:: Records from a data source ::
====================

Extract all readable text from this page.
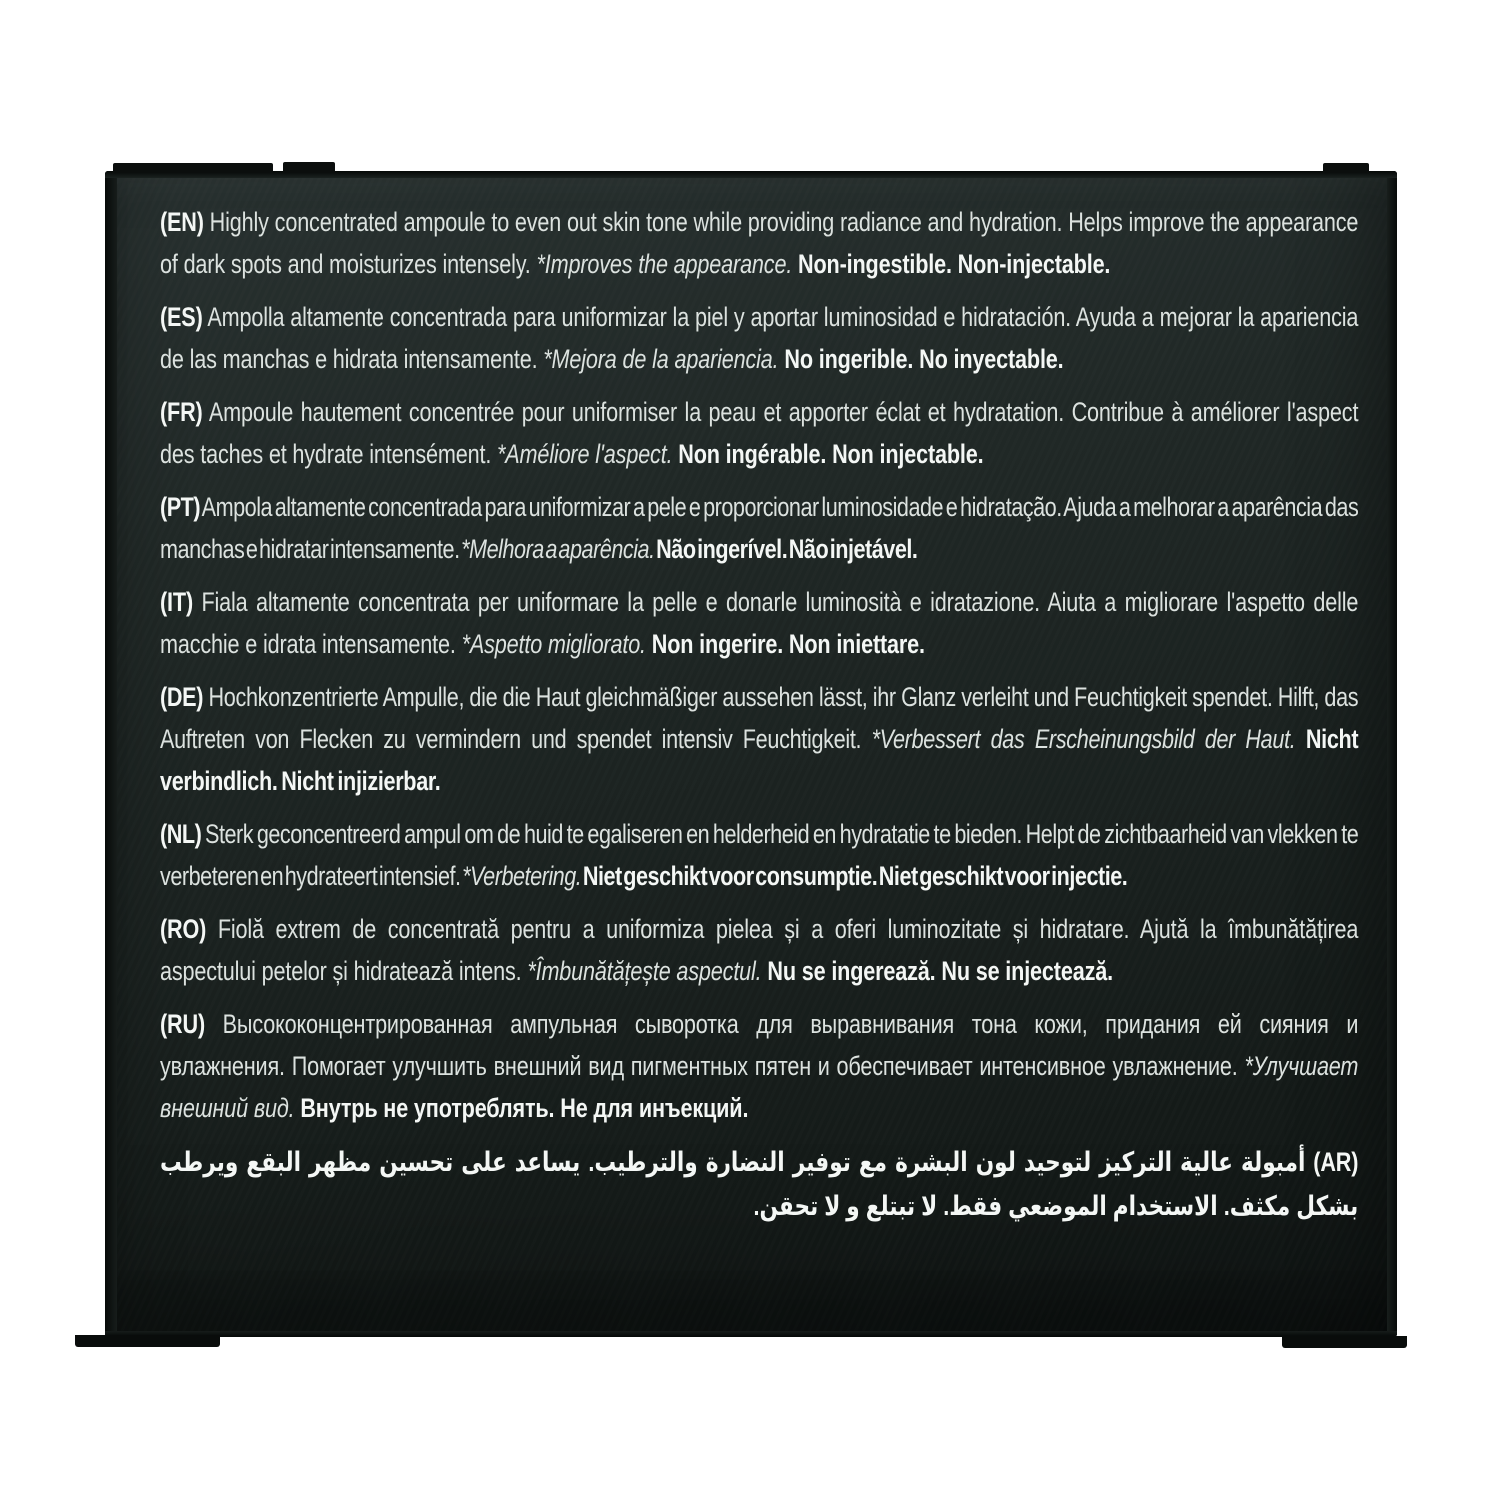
(EN) Highly concentrated ampoule to even out skin tone while providing radiance and hydration. Helps improve the appearance of dark spots and moisturizes intensely. *Improves the appearance. Non-ingestible. Non-injectable.

(ES) Ampolla altamente concentrada para uniformizar la piel y aportar luminosidad e hidratación. Ayuda a mejorar la apariencia de las manchas e hidrata intensamente. *Mejora de la apariencia. No ingerible. No inyectable.

(FR) Ampoule hautement concentrée pour uniformiser la peau et apporter éclat et hydratation. Contribue à améliorer l'aspect des taches et hydrate intensément. *Améliore l'aspect. Non ingérable. Non injectable.

(PT) Ampola altamente concentrada para uniformizar a pele e proporcionar luminosidade e hidratação. Ajuda a melhorar a aparência das manchas e hidratar intensamente. *Melhora a aparência. Não ingerível. Não injetável.

(IT) Fiala altamente concentrata per uniformare la pelle e donarle luminosità e idratazione. Aiuta a migliorare l'aspetto delle macchie e idrata intensamente. *Aspetto migliorato. Non ingerire. Non iniettare.

(DE) Hochkonzentrierte Ampulle, die die Haut gleichmäßiger aussehen lässt, ihr Glanz verleiht und Feuchtigkeit spendet. Hilft, das Auftreten von Flecken zu vermindern und spendet intensiv Feuchtigkeit. *Verbessert das Erscheinungsbild der Haut. Nicht verbindlich. Nicht injizierbar.

(NL) Sterk geconcentreerd ampul om de huid te egaliseren en helderheid en hydratatie te bieden. Helpt de zichtbaarheid van vlekken te verbeteren en hydrateert intensief. *Verbetering. Niet geschikt voor consumptie. Niet geschikt voor injectie.

(RO) Fiolă extrem de concentrată pentru a uniformiza pielea și a oferi luminozitate și hidratare. Ajută la îmbunătățirea aspectului petelor și hidratează intens. *Îmbunătățește aspectul. Nu se ingerează. Nu se injectează.

(RU) Высококонцентрированная ампульная сыворотка для выравнивания тона кожи, придания ей сияния и увлажнения. Помогает улучшить внешний вид пигментных пятен и обеспечивает интенсивное увлажнение. *Улучшает внешний вид. Внутрь не употреблять. Не для инъекций.

(AR) أمبولة عالية التركيز لتوحيد لون البشرة مع توفير النضارة والترطيب. يساعد على تحسين مظهر البقع ويرطب بشكل مكثف. الاستخدام الموضعي فقط. لا تبتلع و لا تحقن.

====================

:: Stated problem ::
Leave out the pictures, and give all the records again exactly.

:: Correct output ::
Extract all readable text from this page.
(EN) Highly concentrated ampoule to even out skin tone while providing radiance and hydration. Helps improve the appearance of dark spots and moisturizes intensely. *Improves the appearance. Non-ingestible. Non-injectable.

(ES) Ampolla altamente concentrada para uniformizar la piel y aportar luminosidad e hidratación. Ayuda a mejorar la apariencia de las manchas e hidrata intensamente. *Mejora de la apariencia. No ingerible. No inyectable.

(FR) Ampoule hautement concentrée pour uniformiser la peau et apporter éclat et hydratation. Contribue à améliorer l'aspect des taches et hydrate intensément. *Améliore l'aspect. Non ingérable. Non injectable.

(PT) Ampola altamente concentrada para uniformizar a pele e proporcionar luminosidade e hidratação. Ajuda a melhorar a aparência das manchas e hidratar intensamente. *Melhora a aparência. Não ingerível. Não injetável.

(IT) Fiala altamente concentrata per uniformare la pelle e donarle luminosità e idratazione. Aiuta a migliorare l'aspetto delle macchie e idrata intensamente. *Aspetto migliorato. Non ingerire. Non iniettare.

(DE) Hochkonzentrierte Ampulle, die die Haut gleichmäßiger aussehen lässt, ihr Glanz verleiht und Feuchtigkeit spendet. Hilft, das Auftreten von Flecken zu vermindern und spendet intensiv Feuchtigkeit. *Verbessert das Erscheinungsbild der Haut. Nicht verbindlich. Nicht injizierbar.

(NL) Sterk geconcentreerd ampul om de huid te egaliseren en helderheid en hydratatie te bieden. Helpt de zichtbaarheid van vlekken te verbeteren en hydrateert intensief. *Verbetering. Niet geschikt voor consumptie. Niet geschikt voor injectie.

(RO) Fiolă extrem de concentrată pentru a uniformiza pielea și a oferi luminozitate și hidratare. Ajută la îmbunătățirea aspectului petelor și hidratează intens. *Îmbunătățește aspectul. Nu se ingerează. Nu se injectează.

(RU) Высококонцентрированная ампульная сыворотка для выравнивания тона кожи, придания ей сияния и увлажнения. Помогает улучшить внешний вид пигментных пятен и обеспечивает интенсивное увлажнение. *Улучшает внешний вид. Внутрь не употреблять. Не для инъекций.

(AR) أمبولة عالية التركيز لتوحيد لون البشرة مع توفير النضارة والترطيب. يساعد على تحسين مظهر البقع ويرطب بشكل مكثف. الاستخدام الموضعي فقط. لا تبتلع و لا تحقن.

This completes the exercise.